_DIRECTIONS FOR THIS TASK_: Find the word "lehet" in the material below and gather every line that contains it.

_RECORDS SHOWN_:
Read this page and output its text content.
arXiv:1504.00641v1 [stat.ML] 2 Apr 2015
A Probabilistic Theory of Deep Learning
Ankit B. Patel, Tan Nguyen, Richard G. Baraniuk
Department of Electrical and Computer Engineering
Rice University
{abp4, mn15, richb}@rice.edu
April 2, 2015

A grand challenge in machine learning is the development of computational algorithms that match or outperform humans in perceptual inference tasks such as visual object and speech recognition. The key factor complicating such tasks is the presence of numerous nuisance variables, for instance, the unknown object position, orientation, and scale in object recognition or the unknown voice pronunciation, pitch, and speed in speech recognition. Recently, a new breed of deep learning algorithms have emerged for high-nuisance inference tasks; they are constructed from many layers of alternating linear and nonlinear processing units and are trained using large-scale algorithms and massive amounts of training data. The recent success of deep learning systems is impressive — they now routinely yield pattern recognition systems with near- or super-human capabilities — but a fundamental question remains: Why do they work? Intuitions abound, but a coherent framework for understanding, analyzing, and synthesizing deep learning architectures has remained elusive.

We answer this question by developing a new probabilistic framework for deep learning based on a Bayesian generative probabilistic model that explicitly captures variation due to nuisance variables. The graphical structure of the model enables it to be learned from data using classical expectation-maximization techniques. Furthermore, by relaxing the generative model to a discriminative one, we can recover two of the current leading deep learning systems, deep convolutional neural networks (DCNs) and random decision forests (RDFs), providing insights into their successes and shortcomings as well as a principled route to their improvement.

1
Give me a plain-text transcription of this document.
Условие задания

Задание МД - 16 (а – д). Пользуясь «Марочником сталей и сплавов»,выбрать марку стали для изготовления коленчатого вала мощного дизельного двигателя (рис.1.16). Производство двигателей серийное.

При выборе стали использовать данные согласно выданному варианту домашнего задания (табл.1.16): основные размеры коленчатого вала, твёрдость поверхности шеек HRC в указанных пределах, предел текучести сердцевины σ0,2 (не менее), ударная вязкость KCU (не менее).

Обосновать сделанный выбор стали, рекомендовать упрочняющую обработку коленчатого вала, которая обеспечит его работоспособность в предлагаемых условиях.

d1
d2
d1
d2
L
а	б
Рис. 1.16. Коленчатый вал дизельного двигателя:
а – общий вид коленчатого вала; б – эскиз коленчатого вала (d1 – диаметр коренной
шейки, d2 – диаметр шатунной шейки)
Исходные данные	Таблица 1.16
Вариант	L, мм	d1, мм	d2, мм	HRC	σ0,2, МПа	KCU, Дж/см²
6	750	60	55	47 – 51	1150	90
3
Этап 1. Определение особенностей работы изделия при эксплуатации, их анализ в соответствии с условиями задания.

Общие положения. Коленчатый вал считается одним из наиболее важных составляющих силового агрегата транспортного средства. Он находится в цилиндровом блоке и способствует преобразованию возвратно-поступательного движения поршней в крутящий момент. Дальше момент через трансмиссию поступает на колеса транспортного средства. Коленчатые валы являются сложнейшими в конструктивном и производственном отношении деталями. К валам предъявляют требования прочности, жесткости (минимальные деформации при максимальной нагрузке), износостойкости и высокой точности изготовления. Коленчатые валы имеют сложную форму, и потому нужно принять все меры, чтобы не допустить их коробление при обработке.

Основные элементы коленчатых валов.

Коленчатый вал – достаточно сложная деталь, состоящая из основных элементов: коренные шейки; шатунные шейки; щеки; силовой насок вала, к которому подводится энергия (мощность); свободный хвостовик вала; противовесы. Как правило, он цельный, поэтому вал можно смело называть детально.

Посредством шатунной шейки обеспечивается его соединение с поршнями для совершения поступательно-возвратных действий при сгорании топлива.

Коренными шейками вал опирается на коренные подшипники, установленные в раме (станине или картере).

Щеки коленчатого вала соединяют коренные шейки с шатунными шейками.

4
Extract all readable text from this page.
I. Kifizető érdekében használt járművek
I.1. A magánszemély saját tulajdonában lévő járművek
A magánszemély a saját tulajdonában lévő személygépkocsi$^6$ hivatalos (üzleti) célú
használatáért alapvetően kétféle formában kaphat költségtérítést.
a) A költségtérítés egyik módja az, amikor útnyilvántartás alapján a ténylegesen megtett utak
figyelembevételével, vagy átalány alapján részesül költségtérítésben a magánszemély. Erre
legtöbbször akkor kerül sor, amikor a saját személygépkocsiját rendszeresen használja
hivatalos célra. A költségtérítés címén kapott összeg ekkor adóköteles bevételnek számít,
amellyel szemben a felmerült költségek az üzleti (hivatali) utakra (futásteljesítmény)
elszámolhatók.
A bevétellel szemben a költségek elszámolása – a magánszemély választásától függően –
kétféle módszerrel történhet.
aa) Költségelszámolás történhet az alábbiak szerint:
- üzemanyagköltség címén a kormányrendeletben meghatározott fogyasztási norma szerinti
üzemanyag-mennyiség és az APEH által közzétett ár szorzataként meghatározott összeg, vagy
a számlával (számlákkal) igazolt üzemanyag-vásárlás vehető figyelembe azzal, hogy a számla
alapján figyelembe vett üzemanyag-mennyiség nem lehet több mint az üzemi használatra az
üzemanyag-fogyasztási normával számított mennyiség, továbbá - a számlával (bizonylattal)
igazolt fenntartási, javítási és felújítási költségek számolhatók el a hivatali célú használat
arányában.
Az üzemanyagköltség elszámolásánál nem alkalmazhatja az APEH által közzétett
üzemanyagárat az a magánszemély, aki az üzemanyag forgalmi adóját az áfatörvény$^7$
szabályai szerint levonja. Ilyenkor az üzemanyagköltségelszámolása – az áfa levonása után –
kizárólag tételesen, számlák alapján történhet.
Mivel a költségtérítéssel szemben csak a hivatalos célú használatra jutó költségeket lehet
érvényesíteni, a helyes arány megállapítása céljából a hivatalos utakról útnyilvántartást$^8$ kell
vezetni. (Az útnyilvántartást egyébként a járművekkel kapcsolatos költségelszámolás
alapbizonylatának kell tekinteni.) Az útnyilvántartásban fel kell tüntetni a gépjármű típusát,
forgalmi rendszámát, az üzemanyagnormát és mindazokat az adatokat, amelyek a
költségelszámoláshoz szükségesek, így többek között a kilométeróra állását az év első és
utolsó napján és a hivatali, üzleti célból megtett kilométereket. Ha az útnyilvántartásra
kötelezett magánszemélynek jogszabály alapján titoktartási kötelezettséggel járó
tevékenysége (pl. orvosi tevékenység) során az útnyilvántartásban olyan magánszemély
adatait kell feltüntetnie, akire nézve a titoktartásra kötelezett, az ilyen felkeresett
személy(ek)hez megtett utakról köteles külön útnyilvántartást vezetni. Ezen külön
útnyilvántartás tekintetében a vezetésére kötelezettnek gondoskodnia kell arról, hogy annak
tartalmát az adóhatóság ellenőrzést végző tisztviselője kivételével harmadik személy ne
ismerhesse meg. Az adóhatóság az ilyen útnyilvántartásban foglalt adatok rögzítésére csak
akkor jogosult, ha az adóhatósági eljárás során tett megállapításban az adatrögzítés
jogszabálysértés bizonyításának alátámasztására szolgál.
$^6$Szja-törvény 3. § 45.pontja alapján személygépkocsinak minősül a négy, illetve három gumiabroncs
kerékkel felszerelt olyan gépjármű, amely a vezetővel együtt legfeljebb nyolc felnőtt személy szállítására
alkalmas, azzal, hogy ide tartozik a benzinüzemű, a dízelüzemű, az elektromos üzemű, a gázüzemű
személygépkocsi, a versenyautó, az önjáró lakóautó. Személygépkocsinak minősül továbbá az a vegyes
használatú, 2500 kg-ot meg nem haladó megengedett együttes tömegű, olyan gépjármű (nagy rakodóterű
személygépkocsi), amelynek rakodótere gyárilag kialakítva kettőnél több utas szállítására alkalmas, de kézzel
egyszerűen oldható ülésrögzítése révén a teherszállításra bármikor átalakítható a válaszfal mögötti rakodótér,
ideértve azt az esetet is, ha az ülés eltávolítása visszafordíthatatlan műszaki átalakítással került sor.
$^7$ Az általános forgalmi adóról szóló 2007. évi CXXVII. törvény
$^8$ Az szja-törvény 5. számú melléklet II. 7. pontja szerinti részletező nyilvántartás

_PROBLEM SOLUTION_:
alapján figyelembe vett üzemanyag-mennyiség nem lehet több mint az üzemi használatra az
Mivel a költségtérítéssel szemben csak a hivatalos célú használatra jutó költségeket lehet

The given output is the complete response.